Excerpted passage
2. Summary of significant accounting policies continued

The carrying amount of goodwill allocated to a cash‑generating unit, an operation within a cash‑generating unit, an associate or jointly controlled entity is included in the profit or loss on its disposal.

Intangible assets

Intangible assets are carried at cost less accumulated amortisation and accumulated impairment losses. Separately identifiable intangible assets such as patent fees, licence fees, trademarks and customer lists and relationships are capitalised on the balance sheet only when the value can be measured reliably, or the intangible asset is purchased as part of the acquisition of a business. Such intangible assets are amortised over their useful economic lives on a straight line basis. The carrying value of intangible assets is reviewed for impairment if events or changes in circumstances indicate the carrying value may not be recoverable.

Product development

Research expenditure is recognised in the year in which it is incurred. Intangible assets arising on the Group's various product development projects are recognised only if the recognition criteria of IAS 38 "Intangible Assets" are met.

Product development costs are expensed as incurred until the technological feasibility of the product under development has been established. Technological feasibility in Spirent's circumstances occurs when a working model is completed. For software development technological feasibility is not established until the process of developing the software is complete. After technological feasibility is established, additional costs are capitalised and amortised on a straight line basis over the estimated useful life.

At 31 December 2012 and 31 December 2011 no amounts have met the recognition criteria.

Data listing
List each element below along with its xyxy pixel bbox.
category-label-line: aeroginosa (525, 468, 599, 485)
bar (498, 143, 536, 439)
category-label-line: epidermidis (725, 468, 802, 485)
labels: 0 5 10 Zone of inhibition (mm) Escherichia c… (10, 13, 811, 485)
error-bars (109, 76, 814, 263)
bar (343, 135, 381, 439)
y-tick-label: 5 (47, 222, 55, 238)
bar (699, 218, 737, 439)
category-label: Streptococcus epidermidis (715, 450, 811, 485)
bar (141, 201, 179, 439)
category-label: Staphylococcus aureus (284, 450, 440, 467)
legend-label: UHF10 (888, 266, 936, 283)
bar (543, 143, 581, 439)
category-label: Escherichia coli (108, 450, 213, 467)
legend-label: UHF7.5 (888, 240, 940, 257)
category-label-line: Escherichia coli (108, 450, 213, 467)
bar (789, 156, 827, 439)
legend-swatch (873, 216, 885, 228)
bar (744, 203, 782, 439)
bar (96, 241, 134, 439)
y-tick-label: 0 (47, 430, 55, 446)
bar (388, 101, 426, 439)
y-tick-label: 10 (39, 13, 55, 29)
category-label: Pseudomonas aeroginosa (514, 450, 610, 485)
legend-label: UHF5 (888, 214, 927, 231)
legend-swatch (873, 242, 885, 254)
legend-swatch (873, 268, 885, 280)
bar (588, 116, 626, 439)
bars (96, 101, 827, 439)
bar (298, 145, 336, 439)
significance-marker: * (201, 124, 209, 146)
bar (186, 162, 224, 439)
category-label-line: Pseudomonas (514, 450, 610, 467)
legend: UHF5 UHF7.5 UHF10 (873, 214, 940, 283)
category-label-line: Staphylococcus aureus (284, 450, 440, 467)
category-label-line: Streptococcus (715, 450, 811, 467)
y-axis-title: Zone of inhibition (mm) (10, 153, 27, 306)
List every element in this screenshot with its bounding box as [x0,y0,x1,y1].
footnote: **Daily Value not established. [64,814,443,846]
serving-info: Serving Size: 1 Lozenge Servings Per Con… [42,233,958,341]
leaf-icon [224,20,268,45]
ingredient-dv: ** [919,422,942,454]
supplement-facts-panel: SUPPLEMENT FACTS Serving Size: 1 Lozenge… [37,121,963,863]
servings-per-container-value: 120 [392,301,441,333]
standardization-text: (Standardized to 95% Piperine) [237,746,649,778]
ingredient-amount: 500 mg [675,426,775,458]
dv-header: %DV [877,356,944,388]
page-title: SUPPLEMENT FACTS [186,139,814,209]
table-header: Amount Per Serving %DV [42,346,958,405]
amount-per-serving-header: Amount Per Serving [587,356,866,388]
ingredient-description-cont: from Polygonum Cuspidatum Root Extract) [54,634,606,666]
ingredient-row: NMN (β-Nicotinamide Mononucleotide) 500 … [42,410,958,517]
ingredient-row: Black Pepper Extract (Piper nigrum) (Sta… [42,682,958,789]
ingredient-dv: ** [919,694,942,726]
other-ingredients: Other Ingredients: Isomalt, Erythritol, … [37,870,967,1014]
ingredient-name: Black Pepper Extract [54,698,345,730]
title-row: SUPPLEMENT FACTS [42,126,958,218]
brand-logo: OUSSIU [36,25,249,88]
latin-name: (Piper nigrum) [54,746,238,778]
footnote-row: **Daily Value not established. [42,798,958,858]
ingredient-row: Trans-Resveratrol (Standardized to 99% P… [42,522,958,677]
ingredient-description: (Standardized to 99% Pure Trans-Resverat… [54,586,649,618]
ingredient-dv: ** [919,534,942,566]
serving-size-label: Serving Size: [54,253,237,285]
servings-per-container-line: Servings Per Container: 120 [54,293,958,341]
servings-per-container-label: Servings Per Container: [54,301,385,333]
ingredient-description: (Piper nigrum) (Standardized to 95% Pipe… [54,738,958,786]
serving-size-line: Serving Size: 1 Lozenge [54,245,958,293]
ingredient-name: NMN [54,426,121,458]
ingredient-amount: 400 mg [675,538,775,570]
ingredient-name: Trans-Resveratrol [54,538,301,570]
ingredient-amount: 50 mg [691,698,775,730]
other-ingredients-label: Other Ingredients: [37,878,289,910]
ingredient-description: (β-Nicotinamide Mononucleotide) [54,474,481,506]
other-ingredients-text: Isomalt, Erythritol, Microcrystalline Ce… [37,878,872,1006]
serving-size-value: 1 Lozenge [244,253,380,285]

Problems and tasks
[A] Copy the accounting policies passage word for word, from "Product development costs" up to and including "the recognition criteria.".
[B] Write the next part of the accounting policies passage, picking up after its final sentence.

Your responses
[A]
Product development costs are expensed as incurred until the technological feasibility of the product under development has been established. Technological feasibility in Spirent's circumstances occurs when a working model is completed. For software development technological feasibility is not established until the process of developing the software is complete. After technological feasibility is established, additional costs are capitalised and amortised on a straight line basis over the estimated useful life.

At 31 December 2012 and 31 December 2011 no amounts have met the recognition criteria.

[B]
Property, plant and equipment

Property, plant and equipment are stated at cost less accumulated depreciation and accumulated impairment. Depreciation is not provided on freehold land. Depreciation is provided to write off the cost, less estimated residual value, of all other assets over their estimated useful lives on a straight line basis at rates which take into account commercial conditions at their location. Usual asset lives are as follows:

Freehold buildings 50 years
Plant and machinery 3 to 8 years
Fixtures, fittings and equipment
Building installations 20 years or lease period if less
Fittings and equipment 3 to 8 years
Motor vehicles 3 to 5 years
Business systems software 4 years

The carrying values of property, plant and equipment are reviewed for impairment if events or changes in circumstances indicate the carrying value may not be recoverable.

Impairment of assets

Intangible assets with finite useful lives and property, plant and equipment are tested for impairment at each reporting date where there is an indication that an asset may be impaired. Goodwill and intangible assets with an indefinite useful life are assessed at least annually. When an impairment test is performed, the recoverable amount is assessed by reference to the higher of the net present value of the expected cash flows (value in use) of the relevant cash‑generating unit or asset and the fair value less cost to sell. In assessing value in use, the estimated future cash flows are discounted to their present value using a pre‑tax discount rate that reflects current market assessments of the time value of money and the risks specific to the asset. Where the carrying amount of an asset exceeds its recoverable amount, the asset is considered impaired and is written down to its recoverable amount. Impairment losses are recognised in the income statement in those expense categories consistent with the function of the impaired asset.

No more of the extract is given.